EXTRACTED DATA:

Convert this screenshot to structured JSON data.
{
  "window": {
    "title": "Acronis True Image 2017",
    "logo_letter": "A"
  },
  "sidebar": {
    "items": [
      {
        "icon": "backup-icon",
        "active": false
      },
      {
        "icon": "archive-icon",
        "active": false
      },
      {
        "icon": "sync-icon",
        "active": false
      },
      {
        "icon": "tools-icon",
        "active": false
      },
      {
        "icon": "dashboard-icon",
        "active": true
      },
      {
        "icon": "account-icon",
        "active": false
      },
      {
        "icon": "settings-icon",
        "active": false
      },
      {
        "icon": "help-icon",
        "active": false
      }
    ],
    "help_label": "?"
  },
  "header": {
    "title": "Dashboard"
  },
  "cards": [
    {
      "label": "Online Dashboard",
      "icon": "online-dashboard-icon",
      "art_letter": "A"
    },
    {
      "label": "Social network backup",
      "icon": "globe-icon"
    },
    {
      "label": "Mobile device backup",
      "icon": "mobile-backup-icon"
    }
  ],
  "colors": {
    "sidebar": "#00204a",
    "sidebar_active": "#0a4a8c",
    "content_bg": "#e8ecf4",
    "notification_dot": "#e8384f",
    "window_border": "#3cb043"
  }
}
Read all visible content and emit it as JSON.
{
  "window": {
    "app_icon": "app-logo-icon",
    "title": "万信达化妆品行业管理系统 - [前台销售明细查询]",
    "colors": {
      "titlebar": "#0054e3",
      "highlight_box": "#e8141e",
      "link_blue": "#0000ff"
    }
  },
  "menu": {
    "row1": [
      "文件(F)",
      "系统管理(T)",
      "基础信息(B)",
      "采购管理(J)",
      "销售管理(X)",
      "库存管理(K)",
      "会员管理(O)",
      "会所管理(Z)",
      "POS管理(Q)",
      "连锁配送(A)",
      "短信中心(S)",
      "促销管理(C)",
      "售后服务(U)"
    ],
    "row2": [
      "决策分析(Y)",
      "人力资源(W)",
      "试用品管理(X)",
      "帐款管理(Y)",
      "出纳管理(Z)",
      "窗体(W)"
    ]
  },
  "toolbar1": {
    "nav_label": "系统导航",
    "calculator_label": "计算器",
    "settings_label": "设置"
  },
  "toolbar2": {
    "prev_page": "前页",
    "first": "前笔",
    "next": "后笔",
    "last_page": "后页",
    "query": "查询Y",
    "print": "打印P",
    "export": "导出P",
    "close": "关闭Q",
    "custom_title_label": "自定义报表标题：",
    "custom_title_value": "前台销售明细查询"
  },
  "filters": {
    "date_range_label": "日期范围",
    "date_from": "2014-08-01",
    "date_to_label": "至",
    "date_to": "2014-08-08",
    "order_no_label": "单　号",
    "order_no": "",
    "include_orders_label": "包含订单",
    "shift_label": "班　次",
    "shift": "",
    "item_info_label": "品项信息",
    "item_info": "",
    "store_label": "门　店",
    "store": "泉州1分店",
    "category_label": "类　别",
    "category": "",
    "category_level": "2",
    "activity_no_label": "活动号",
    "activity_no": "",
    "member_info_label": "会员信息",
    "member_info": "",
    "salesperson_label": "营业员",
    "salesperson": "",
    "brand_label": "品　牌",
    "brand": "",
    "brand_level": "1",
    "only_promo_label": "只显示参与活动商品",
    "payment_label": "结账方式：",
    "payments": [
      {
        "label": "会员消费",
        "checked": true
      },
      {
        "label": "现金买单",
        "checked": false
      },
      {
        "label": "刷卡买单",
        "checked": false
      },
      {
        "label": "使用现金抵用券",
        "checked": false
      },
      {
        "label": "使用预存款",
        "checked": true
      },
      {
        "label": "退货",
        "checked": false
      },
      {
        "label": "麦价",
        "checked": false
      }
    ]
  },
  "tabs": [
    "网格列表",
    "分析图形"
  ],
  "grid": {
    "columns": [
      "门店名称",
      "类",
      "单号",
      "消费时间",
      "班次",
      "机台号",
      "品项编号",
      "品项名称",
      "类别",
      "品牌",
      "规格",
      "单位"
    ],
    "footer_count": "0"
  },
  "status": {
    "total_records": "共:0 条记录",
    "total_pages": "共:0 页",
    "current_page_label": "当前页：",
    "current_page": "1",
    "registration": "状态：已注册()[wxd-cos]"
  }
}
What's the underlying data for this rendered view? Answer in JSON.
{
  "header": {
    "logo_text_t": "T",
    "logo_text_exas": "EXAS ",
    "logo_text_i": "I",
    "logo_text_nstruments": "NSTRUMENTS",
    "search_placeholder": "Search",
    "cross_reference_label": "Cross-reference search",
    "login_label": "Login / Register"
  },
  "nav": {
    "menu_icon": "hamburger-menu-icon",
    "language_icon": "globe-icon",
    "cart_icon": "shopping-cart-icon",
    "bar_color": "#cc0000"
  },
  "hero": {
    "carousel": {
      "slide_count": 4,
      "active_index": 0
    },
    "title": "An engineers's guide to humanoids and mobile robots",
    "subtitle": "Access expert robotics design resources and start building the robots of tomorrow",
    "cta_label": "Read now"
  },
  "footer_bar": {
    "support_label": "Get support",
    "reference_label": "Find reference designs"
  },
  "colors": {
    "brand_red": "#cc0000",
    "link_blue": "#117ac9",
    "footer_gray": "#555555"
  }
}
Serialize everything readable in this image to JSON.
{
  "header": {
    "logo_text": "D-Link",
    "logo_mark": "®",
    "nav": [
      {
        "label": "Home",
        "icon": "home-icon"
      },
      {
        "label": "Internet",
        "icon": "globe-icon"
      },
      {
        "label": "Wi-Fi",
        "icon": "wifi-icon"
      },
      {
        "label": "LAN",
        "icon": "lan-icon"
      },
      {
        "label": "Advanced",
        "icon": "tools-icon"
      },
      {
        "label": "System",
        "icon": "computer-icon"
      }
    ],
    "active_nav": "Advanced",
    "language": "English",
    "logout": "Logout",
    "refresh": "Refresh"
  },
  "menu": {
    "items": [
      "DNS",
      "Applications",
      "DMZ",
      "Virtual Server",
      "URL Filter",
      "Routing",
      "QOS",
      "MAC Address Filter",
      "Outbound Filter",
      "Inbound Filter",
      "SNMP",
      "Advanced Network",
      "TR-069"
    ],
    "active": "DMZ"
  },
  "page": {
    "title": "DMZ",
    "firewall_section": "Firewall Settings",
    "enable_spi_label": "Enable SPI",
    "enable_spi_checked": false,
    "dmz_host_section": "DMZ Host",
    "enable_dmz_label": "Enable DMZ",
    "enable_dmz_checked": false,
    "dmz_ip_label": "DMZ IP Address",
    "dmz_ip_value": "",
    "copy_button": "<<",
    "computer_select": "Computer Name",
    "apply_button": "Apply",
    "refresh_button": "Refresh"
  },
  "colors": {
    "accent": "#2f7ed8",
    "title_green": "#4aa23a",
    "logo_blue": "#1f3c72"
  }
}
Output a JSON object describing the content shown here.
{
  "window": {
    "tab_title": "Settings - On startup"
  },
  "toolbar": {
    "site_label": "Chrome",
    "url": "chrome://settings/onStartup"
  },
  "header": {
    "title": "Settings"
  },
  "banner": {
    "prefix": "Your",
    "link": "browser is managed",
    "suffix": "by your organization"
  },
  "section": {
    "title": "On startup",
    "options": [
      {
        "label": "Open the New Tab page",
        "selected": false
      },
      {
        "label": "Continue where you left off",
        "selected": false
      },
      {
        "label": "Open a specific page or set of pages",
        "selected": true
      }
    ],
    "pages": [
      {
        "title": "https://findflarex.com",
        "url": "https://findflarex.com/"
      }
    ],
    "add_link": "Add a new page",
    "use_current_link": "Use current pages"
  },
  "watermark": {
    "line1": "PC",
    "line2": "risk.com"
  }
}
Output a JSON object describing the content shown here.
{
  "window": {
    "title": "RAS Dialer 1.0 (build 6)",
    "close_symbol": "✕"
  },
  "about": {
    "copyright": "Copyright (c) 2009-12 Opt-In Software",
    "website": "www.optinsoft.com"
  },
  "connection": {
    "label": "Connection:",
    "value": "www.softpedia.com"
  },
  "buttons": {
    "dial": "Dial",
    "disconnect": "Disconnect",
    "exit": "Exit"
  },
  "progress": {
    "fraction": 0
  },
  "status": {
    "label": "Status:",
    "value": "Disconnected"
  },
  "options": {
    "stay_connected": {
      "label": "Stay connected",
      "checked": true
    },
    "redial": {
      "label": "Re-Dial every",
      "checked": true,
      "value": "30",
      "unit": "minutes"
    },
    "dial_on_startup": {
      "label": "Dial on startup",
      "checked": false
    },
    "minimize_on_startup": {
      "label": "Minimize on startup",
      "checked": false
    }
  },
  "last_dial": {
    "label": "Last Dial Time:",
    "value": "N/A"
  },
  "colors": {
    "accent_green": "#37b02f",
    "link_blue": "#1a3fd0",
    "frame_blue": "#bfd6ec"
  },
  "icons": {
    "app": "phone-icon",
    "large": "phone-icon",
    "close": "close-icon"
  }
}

WHAT TO PRODUCE: In the material above, tally every line with the string "Open" in it, then give that number alone.

REPLY TO THE TASK: 2